- [Exercise goal]: Work out how many lines of the listing hold the string "label". Answer with that number alone.
— START Records for the exercise —
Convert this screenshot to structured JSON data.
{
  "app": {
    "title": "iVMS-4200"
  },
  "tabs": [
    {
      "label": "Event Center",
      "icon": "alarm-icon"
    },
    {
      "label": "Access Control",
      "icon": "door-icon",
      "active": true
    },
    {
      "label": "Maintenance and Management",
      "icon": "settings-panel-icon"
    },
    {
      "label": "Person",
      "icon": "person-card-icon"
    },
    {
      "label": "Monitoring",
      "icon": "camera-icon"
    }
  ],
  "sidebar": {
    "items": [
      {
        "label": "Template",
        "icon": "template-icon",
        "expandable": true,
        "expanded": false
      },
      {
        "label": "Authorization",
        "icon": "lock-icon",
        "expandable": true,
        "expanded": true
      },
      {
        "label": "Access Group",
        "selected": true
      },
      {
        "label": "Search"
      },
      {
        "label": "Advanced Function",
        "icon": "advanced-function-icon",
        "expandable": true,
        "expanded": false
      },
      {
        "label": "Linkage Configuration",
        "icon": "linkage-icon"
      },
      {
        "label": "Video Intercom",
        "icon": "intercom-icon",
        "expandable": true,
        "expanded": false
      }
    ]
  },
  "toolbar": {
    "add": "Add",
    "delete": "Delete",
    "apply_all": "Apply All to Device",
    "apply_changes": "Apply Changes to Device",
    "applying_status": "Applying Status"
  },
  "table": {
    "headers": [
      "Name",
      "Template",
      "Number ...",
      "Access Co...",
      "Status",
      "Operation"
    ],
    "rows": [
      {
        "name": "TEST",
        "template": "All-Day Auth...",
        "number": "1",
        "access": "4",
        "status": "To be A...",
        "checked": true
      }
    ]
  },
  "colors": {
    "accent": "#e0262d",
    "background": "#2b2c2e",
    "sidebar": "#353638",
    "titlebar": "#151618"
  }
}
— END Records for the exercise —
- [Response]: 12